- [READING TEXT]:

····················

Sunday, January 26, 2020

I'm going to be at KEMPENFEST

I am very excited to announce that this year I will have a booth at KEMPENFEST at the Barrie Waterfront!

One of the premier festivals in Ontario, Kempenfest attracts 200,000 people from all over the province who come to see fine art, antique and specialty craft vendors.

Held during the Civic Holiday weekend in August, in the beautiful city of Barrie, ON. I will left you all know where exactly you can find me closer to the date. For now, come check out my profile on the organizer's website...

Monday, October 29, 2018

Another Marshall House Installment!

Are you looking for something to read this holiday season? Perhaps something dark but ultimately uplifting?

Allow me to introduce to you the long-awaited installment, WARM HANDS COLD HEART, a Marshall House Christmas Mystery, 7th book in the series and the newest book that has taken a prominent position on my book shelf!

Buy link:


*Description Below

Recently married and awaiting the birth of her first child, Margaret Davies takes a position at Wendall Hall, a privately funded charity for unwed, expectant women in a small town east of Edinburgh. With Christmas around the corner and a number of birthing rooms empty, Margaret and Wendall Hall founder Violet Bane turn their attention to the babies in the nursery, ensuring they arrive at their adoptive homes in time for the holidays.
Wendall Hall’s Christmas preparations take an unexpected turn, however, when a body is discovered in a snowbank outside the Hall’s side door the day following a harrowing storm. It doesn’t take long for Margaret to realize not everything is what it seems at the benevolent charity. Decades-old secrets lurk in the shadows of the old manor house, secrets that go far beyond penniless women trying to hide their scandalous pregnancies, secrets Violet Bane had meant to take with her to the grave. 

Do you remember when I said the number 7 was a meaningful number to me? Mercy Me, my book released in June, may have been my 7th published novel, but WARM HANDS COLD HEART, the newest MARSHALL HOUSE book is 7th in the series. 2018 has been a great year for sevens! I'll be a posting a different blog post about that factoid next week!

····················

- [DIRECTIONS]:
Resume the blog text about Kempenfest and the new Marshall House book, picking up after its last sentence.

- [ENTRIES SHOWN]:

····················

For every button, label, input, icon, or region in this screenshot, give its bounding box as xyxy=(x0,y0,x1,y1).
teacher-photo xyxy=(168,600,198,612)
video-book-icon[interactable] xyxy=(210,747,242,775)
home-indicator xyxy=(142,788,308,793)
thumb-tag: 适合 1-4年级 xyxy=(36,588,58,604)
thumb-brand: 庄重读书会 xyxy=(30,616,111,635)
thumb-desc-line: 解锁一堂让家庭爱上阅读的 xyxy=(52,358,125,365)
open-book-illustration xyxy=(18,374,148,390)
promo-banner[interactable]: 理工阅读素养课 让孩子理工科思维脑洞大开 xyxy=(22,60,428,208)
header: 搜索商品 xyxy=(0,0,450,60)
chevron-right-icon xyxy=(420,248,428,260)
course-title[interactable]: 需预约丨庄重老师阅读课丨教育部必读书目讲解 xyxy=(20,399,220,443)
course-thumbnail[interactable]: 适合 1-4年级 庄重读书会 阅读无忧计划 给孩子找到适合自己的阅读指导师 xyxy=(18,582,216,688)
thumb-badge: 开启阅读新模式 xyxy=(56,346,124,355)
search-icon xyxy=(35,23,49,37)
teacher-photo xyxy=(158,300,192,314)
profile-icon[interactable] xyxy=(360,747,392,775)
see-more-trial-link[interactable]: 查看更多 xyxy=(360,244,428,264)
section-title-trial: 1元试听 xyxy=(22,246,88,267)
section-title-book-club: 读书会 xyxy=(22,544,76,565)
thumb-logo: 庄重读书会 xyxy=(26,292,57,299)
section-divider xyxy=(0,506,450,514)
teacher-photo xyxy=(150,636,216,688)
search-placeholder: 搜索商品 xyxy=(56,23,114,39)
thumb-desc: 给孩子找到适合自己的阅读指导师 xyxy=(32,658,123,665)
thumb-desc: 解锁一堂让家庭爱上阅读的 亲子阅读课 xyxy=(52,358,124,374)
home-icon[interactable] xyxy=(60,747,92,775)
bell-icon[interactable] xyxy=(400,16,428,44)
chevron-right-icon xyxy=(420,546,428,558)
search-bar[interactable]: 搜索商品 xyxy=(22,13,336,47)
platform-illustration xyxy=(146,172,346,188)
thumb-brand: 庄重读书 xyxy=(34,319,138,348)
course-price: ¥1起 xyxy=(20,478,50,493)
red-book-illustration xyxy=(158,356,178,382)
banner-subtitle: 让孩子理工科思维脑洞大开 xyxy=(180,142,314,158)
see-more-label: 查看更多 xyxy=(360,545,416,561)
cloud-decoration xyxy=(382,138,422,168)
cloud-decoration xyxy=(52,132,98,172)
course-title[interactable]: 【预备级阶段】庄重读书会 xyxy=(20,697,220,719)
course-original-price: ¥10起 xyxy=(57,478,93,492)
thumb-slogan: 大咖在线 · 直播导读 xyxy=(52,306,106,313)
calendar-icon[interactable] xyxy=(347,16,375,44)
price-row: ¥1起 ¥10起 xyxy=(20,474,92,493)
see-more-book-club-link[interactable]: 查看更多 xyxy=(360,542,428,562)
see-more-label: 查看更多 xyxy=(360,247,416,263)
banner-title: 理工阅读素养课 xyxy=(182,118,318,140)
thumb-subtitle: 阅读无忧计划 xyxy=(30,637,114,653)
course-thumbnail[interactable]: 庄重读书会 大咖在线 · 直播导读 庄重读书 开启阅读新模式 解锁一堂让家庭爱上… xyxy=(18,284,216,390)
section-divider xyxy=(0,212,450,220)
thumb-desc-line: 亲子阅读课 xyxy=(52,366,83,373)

····················

- [FINAL ANSWER]:
Sunday, June 10, 2018

New Book Release: MERCY ME

Seven has always been a magical number for me. I am constantly looking for the number seven, or a combination of numbers to create seven in my daily life. When I signed up for my first cell phone I refused to take any number without three sevens. When we purchased the house we currently live in I took the seven in the street number as a good sign (which has also featured prominently in the street address of the last 4 homes we've lived in). Right now we own six cats and I'm constantly telling my husband we are lopsided because we don't have seven. So it's no surprise that I feel a special connection to my newest book, my seventh published novel.

Surprisingly it's not the 7th in the Marshall House series (that one comes out in the fall), but rather a the first book in a new series set in Canada, my home and native land. While the number seven is magical for me, my new book, MERCY ME, is pretty magical too. Mercy Marigold Eaton is a very special character, able to piece together the lives of those who have passed with a single touch.

It's a safe to say she has one special gift, but what she can't do is divine the future, or actually communicate with the dead but don't tell any of her clients that! Forced to raise her daughter alone Mercy turns her connection with the dead in a thriving livelihood and does well for herself in the bustling Victorian city of Toronto, far away from the troubles of her past.

Her world is turned upside down, however, when she is unwittingly swept up in to a double murder investigation led by the dashing, and exceedingly skeptical, Jeremiah Walker, detective with the Toronto Police. Fighting her own demons rooted in a deep distrust of the law, Mercy quickly finds herself falling for his charms until she finds out he's a married man.

MERCY ME is currently available in ebook format and will be in paperback soon!

Follow this link to start reading today...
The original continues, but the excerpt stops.